▶ _Given instruction_
Copy out the lines of the records word for word, from the very first line through the line that contains "11, 288, 33]", including that line.

══ Provided records ══

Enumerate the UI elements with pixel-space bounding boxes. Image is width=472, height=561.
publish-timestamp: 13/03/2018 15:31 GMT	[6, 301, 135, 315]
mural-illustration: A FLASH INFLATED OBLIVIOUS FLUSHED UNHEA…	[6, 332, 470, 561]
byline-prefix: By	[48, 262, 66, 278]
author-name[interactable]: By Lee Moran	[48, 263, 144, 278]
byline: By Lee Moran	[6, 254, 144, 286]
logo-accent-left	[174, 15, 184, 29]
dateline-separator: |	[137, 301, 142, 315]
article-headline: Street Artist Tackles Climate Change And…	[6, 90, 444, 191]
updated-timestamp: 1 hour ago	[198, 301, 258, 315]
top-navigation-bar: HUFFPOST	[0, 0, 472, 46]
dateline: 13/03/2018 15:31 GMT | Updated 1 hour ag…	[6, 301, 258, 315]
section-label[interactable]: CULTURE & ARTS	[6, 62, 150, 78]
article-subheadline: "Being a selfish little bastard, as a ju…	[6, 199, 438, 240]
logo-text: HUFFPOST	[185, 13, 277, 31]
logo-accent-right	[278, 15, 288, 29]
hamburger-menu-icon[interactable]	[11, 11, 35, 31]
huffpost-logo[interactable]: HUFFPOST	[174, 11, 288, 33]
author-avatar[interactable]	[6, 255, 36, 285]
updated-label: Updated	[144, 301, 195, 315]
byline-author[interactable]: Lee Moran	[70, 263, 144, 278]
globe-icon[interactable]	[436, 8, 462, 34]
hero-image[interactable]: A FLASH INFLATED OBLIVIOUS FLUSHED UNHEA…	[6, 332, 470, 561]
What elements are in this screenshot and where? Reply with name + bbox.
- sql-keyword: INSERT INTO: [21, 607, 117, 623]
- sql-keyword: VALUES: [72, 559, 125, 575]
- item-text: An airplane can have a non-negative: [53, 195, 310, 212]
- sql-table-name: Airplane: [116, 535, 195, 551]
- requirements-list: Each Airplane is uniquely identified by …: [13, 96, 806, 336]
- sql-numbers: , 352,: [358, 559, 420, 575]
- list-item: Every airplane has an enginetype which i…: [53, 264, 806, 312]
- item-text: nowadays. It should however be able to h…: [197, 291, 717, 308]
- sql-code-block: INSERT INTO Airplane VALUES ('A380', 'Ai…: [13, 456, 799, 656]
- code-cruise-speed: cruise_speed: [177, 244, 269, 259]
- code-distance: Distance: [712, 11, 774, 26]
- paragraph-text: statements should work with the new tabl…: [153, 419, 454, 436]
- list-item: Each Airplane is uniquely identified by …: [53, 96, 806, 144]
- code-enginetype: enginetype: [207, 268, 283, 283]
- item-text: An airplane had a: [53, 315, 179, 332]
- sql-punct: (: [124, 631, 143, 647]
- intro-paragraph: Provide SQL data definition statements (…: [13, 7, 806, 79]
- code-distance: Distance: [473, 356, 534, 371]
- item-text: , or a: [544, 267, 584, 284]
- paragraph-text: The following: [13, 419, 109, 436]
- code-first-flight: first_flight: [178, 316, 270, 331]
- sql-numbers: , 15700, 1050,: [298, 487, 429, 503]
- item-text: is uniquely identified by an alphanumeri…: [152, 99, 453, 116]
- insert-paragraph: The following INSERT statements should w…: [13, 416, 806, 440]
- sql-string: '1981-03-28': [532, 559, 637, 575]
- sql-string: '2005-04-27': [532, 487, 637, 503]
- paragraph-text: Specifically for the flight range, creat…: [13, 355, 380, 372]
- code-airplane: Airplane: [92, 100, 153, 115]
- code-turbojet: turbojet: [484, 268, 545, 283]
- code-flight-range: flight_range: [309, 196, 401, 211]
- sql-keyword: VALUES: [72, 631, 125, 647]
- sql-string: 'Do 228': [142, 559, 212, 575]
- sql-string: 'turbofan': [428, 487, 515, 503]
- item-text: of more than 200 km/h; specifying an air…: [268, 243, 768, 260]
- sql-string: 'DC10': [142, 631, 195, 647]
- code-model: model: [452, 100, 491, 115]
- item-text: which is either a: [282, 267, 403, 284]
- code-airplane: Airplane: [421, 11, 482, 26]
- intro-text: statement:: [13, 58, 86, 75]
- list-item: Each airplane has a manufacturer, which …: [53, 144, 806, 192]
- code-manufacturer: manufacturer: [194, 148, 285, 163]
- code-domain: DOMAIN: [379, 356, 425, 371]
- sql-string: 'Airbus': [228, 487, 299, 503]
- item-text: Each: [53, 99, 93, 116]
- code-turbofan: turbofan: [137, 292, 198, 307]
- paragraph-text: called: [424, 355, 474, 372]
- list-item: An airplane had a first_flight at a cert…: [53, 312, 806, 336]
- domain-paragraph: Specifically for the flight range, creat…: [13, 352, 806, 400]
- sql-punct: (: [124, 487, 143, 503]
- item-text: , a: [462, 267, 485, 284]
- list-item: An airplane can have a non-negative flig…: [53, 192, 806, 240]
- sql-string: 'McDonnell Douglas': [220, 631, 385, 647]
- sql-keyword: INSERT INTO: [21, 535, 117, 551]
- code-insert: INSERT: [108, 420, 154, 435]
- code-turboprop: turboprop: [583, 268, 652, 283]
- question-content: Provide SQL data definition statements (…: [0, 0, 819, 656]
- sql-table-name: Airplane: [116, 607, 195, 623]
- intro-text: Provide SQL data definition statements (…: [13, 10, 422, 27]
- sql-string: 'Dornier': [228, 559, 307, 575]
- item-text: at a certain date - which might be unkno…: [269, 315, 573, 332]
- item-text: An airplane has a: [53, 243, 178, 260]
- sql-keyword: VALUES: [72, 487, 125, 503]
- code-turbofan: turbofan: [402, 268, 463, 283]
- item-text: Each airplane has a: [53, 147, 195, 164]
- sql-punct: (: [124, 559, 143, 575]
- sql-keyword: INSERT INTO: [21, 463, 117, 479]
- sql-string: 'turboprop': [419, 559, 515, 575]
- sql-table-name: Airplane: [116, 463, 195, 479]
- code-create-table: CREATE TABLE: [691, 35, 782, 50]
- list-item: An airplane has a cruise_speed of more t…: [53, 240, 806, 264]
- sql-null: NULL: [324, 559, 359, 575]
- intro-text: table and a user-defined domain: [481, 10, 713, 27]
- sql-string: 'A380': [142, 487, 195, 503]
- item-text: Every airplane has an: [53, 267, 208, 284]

═══

▶ _Expected answer_
Enumerate the UI elements with pixel-space bounding boxes. Image is width=472, height=561.
publish-timestamp: 13/03/2018 15:31 GMT	[6, 301, 135, 315]
mural-illustration: A FLASH INFLATED OBLIVIOUS FLUSHED UNHEA…	[6, 332, 470, 561]
byline-prefix: By	[48, 262, 66, 278]
author-name[interactable]: By Lee Moran	[48, 263, 144, 278]
byline: By Lee Moran	[6, 254, 144, 286]
logo-accent-left	[174, 15, 184, 29]
dateline-separator: |	[137, 301, 142, 315]
article-headline: Street Artist Tackles Climate Change And…	[6, 90, 444, 191]
updated-timestamp: 1 hour ago	[198, 301, 258, 315]
top-navigation-bar: HUFFPOST	[0, 0, 472, 46]
dateline: 13/03/2018 15:31 GMT | Updated 1 hour ag…	[6, 301, 258, 315]
section-label[interactable]: CULTURE & ARTS	[6, 62, 150, 78]
article-subheadline: "Being a selfish little bastard, as a ju…	[6, 199, 438, 240]
logo-text: HUFFPOST	[185, 13, 277, 31]
logo-accent-right	[278, 15, 288, 29]
hamburger-menu-icon[interactable]	[11, 11, 35, 31]
huffpost-logo[interactable]: HUFFPOST	[174, 11, 288, 33]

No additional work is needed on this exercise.